Lines of data
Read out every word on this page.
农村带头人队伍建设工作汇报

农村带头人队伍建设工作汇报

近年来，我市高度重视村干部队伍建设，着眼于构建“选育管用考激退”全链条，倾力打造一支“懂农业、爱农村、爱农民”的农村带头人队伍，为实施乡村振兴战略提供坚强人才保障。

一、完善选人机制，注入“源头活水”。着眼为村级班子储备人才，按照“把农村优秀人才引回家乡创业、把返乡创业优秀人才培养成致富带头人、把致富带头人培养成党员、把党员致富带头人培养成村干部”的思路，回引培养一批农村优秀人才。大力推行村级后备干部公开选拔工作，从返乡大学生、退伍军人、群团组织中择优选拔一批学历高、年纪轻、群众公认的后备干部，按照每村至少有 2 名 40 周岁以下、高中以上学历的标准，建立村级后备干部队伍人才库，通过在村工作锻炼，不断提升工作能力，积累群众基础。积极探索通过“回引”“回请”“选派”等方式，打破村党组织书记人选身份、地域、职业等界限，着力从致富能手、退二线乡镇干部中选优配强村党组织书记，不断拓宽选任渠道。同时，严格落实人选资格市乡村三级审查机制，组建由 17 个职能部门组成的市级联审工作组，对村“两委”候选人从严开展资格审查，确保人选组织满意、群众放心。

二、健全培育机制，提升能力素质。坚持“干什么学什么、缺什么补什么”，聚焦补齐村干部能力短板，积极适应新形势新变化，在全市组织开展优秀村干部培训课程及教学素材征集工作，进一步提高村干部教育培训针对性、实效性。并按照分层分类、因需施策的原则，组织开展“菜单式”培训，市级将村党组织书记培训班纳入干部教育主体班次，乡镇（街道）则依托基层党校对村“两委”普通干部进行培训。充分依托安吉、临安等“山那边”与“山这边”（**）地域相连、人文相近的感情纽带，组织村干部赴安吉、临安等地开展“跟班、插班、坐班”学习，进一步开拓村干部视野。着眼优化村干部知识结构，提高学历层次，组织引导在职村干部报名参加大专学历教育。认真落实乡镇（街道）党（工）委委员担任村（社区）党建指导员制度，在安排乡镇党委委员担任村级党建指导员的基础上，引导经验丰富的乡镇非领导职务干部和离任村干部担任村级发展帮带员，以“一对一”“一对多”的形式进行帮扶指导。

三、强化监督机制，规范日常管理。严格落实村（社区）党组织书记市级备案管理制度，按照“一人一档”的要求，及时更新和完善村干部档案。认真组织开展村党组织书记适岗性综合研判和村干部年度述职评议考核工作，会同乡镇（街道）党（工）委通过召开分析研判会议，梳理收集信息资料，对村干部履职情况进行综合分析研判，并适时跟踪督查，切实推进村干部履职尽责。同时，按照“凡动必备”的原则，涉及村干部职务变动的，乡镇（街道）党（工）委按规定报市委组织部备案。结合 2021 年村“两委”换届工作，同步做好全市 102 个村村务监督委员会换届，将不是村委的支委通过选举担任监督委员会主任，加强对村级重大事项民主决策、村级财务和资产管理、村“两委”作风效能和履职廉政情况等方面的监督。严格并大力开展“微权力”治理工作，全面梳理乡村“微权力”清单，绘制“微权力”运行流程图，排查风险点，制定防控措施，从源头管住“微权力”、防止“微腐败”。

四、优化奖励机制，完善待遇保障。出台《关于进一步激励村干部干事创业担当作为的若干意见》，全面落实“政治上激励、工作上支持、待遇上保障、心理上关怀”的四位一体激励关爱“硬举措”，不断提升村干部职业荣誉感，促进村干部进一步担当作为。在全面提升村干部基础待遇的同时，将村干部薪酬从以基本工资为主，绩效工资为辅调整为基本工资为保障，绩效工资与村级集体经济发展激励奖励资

* * *

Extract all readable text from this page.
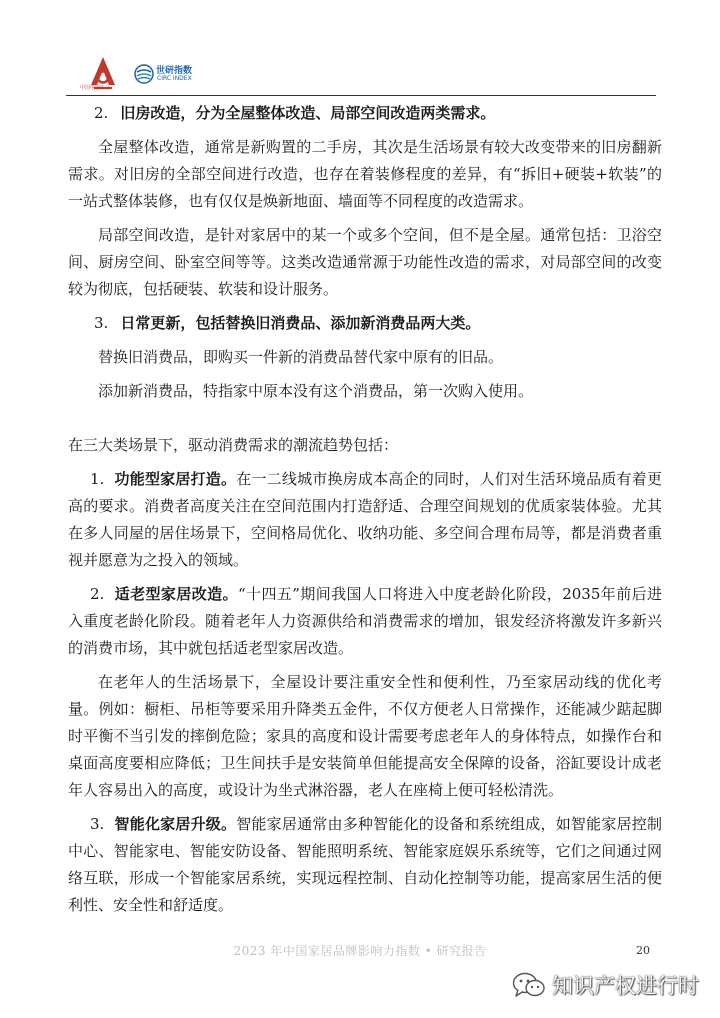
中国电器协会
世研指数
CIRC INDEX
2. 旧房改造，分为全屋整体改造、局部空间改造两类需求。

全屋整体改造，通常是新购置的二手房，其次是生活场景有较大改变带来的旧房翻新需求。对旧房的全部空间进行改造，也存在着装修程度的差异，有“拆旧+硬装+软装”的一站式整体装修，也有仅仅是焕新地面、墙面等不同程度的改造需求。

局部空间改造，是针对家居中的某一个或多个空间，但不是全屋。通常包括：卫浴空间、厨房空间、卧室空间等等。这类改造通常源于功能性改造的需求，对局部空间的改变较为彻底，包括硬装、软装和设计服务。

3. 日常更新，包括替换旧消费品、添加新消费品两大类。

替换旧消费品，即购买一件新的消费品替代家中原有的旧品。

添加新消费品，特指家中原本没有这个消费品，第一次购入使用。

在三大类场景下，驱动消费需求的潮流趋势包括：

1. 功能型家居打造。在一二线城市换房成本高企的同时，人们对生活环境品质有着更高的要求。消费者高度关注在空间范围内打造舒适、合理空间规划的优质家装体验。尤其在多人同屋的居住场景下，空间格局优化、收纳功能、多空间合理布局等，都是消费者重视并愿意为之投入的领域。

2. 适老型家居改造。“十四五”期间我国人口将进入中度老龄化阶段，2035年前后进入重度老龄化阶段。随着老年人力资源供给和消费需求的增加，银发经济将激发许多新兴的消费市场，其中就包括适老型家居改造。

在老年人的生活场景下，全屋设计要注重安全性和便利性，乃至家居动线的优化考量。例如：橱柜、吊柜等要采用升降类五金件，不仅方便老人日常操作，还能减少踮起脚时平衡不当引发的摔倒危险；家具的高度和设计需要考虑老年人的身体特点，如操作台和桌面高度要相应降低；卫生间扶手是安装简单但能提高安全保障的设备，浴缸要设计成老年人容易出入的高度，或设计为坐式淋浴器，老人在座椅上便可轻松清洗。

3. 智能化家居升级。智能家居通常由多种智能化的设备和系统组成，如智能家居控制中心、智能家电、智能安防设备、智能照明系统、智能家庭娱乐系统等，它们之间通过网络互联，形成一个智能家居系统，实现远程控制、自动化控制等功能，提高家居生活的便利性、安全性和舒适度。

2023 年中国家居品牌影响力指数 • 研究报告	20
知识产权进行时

* * *

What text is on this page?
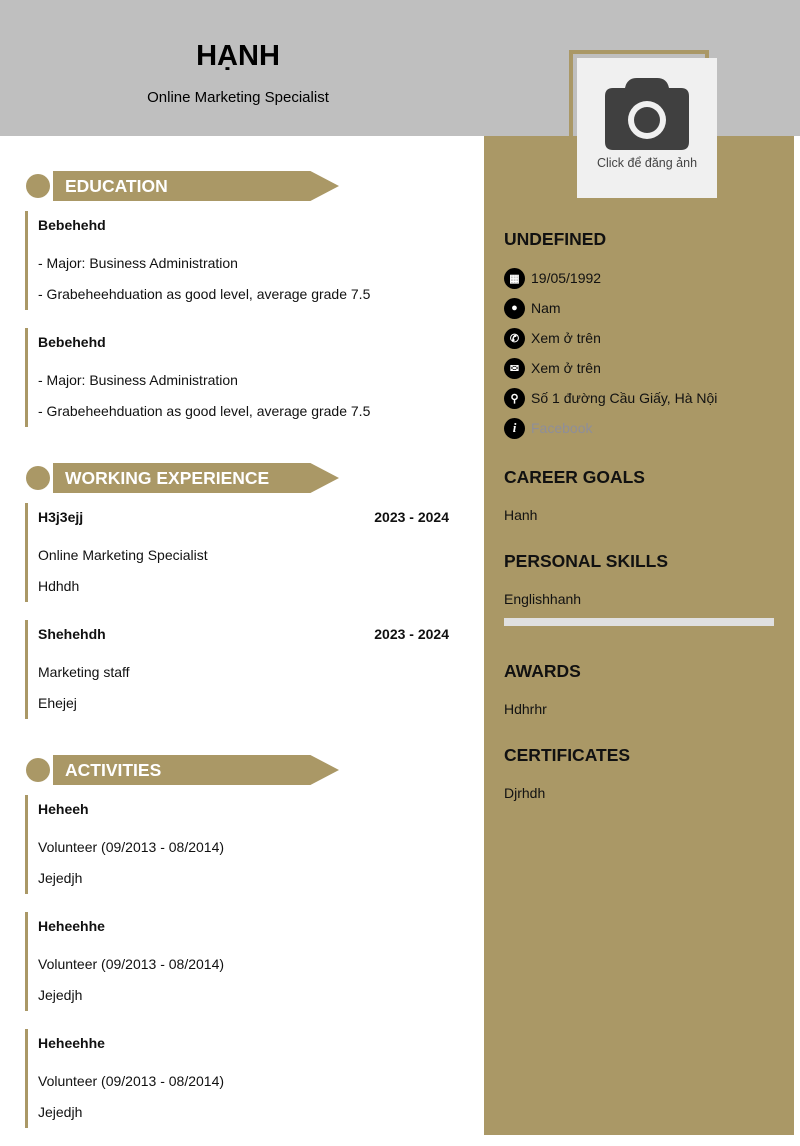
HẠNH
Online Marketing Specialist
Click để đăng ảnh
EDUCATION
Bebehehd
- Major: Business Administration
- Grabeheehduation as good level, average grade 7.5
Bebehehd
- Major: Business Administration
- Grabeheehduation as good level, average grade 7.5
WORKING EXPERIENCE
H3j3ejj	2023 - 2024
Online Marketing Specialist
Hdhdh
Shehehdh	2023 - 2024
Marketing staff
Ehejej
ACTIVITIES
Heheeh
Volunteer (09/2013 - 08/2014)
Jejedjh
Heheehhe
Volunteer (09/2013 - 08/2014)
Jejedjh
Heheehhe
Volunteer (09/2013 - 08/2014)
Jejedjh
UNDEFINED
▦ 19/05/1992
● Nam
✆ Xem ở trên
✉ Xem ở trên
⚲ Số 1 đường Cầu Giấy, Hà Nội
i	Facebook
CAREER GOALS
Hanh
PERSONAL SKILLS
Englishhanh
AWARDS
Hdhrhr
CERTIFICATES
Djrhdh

_What is expected_
Figure out how many lines of the data above include "page", then give the number and nothing more.

_Written response_
3